## What you will do
Reproduce every entry below precisely. Pictures are excluded from the copy.

Begin Records for this task

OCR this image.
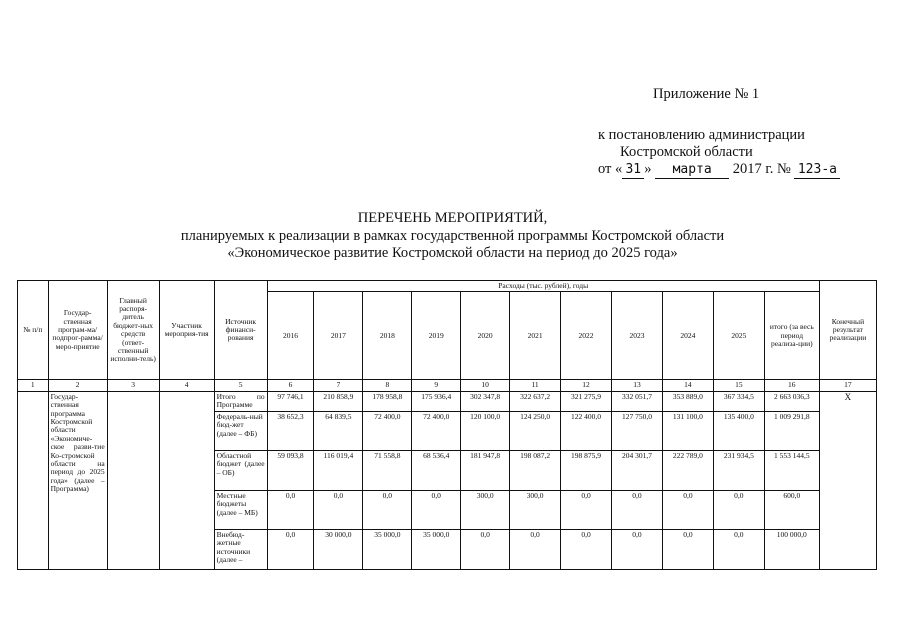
Приложение № 1
к постановлению администрации
Костромской области
от « 31 » марта 2017 г. № 123-а
ПЕРЕЧЕНЬ МЕРОПРИЯТИЙ,
планируемых к реализации в рамках государственной программы Костромской области
«Экономическое развитие Костромской области на период до 2025 года»
№ п/п	Государ-ственная програм-ма/подпрог-рамма/меро-приятие	Главный распоря-дитель бюджет-ных средств (ответ-ственный исполни-тель)	Участник мероприя-тия	Источник финанси-рования	Расходы (тыс. рублей), годы											Конечный результат реализации
					2016	2017	2018	2019	2020	2021	2022	2023	2024	2025	итого (за весь период реализа-ции)	
1	2	3	4	5	6	7	8	9	10	11	12	13	14	15	16	17
	Государ-ственная программа Костромской области «Экономиче-ское разви-тие Ко-стромской области на период до 2025 года» (далее – Программа)			Итого по Программе	97 746,1	210 858,9	178 958,8	175 936,4	302 347,8	322 637,2	321 275,9	332 051,7	353 889,0	367 334,5	2 663 036,3	X
				Федераль-ный бюд-жет (далее – ФБ)	38 652,3	64 839,5	72 400,0	72 400,0	120 100,0	124 250,0	122 400,0	127 750,0	131 100,0	135 400,0	1 009 291,8	
				Областной бюджет (далее – ОБ)	59 093,8	116 019,4	71 558,8	68 536,4	181 947,8	198 087,2	198 875,9	204 301,7	222 789,0	231 934,5	1 553 144,5	
				Местные бюджеты (далее – МБ)	0,0	0,0	0,0	0,0	300,0	300,0	0,0	0,0	0,0	0,0	600,0	
				Внебюд-жетные источники (далее –	0,0	30 000,0	35 000,0	35 000,0	0,0	0,0	0,0	0,0	0,0	0,0	100 000,0	
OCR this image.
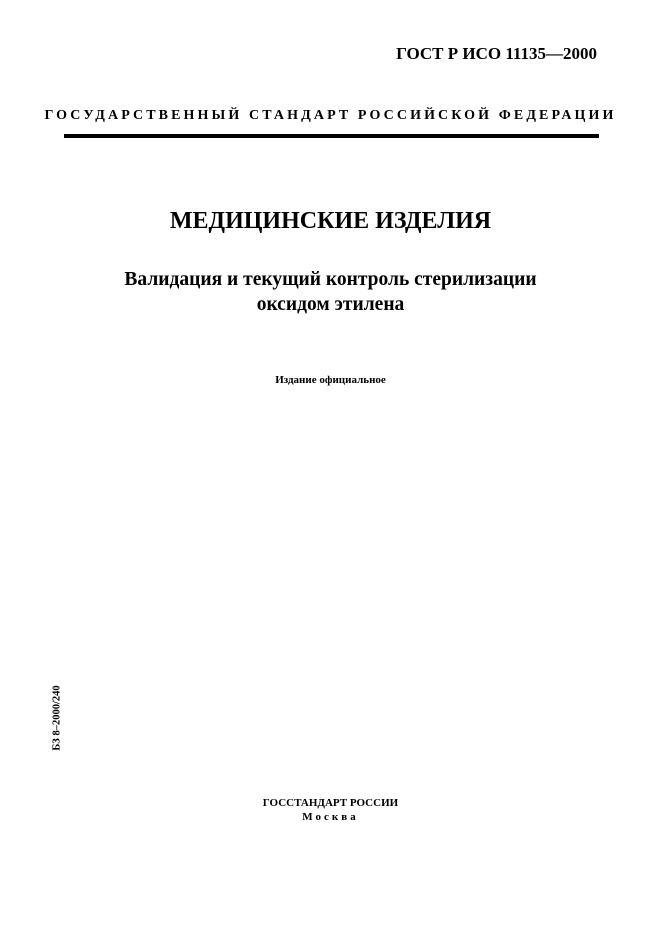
ГОСТ Р ИСО 11135—2000
ГОСУДАРСТВЕННЫЙ СТАНДАРТ РОССИЙСКОЙ ФЕДЕРАЦИИ
МЕДИЦИНСКИЕ ИЗДЕЛИЯ
Валидация и текущий контроль стерилизации
оксидом этилена
Издание официальное
БЗ 8–2000/240
ГОССТАНДАРТ РОССИИ
Москва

End Records for this task

## Solution to the exercise
OCR this image.
Приложение № 1
к постановлению администрации
Костромской области
от « 31 » марта 2017 г. № 123-а
ПЕРЕЧЕНЬ МЕРОПРИЯТИЙ,
планируемых к реализации в рамках государственной программы Костромской области
«Экономическое развитие Костромской области на период до 2025 года»
№ п/п	Государ-ственная програм-ма/подпрог-рамма/меро-приятие	Главный распоря-дитель бюджет-ных средств (ответ-ственный исполни-тель)	Участник мероприя-тия	Источник финанси-рования	Расходы (тыс. рублей), годы											Конечный результат реализации
					2016	2017	2018	2019	2020	2021	2022	2023	2024	2025	итого (за весь период реализа-ции)	
1	2	3	4	5	6	7	8	9	10	11	12	13	14	15	16	17
	Государ-ственная программа Костромской области «Экономиче-ское разви-тие Ко-стромской области на период до 2025 года» (далее – Программа)			Итого по Программе	97 746,1	210 858,9	178 958,8	175 936,4	302 347,8	322 637,2	321 275,9	332 051,7	353 889,0	367 334,5	2 663 036,3	X
				Федераль-ный бюд-жет (далее – ФБ)	38 652,3	64 839,5	72 400,0	72 400,0	120 100,0	124 250,0	122 400,0	127 750,0	131 100,0	135 400,0	1 009 291,8	
				Областной бюджет (далее – ОБ)	59 093,8	116 019,4	71 558,8	68 536,4	181 947,8	198 087,2	198 875,9	204 301,7	222 789,0	231 934,5	1 553 144,5	
				Местные бюджеты (далее – МБ)	0,0	0,0	0,0	0,0	300,0	300,0	0,0	0,0	0,0	0,0	600,0	
				Внебюд-жетные источники (далее –	0,0	30 000,0	35 000,0	35 000,0	0,0	0,0	0,0	0,0	0,0	0,0	100 000,0	
OCR this image.
ГОСТ Р ИСО 11135—2000
ГОСУДАРСТВЕННЫЙ СТАНДАРТ РОССИЙСКОЙ ФЕДЕРАЦИИ
МЕДИЦИНСКИЕ ИЗДЕЛИЯ
Валидация и текущий контроль стерилизации
оксидом этилена
Издание официальное
БЗ 8–2000/240
ГОССТАНДАРТ РОССИИ
Москва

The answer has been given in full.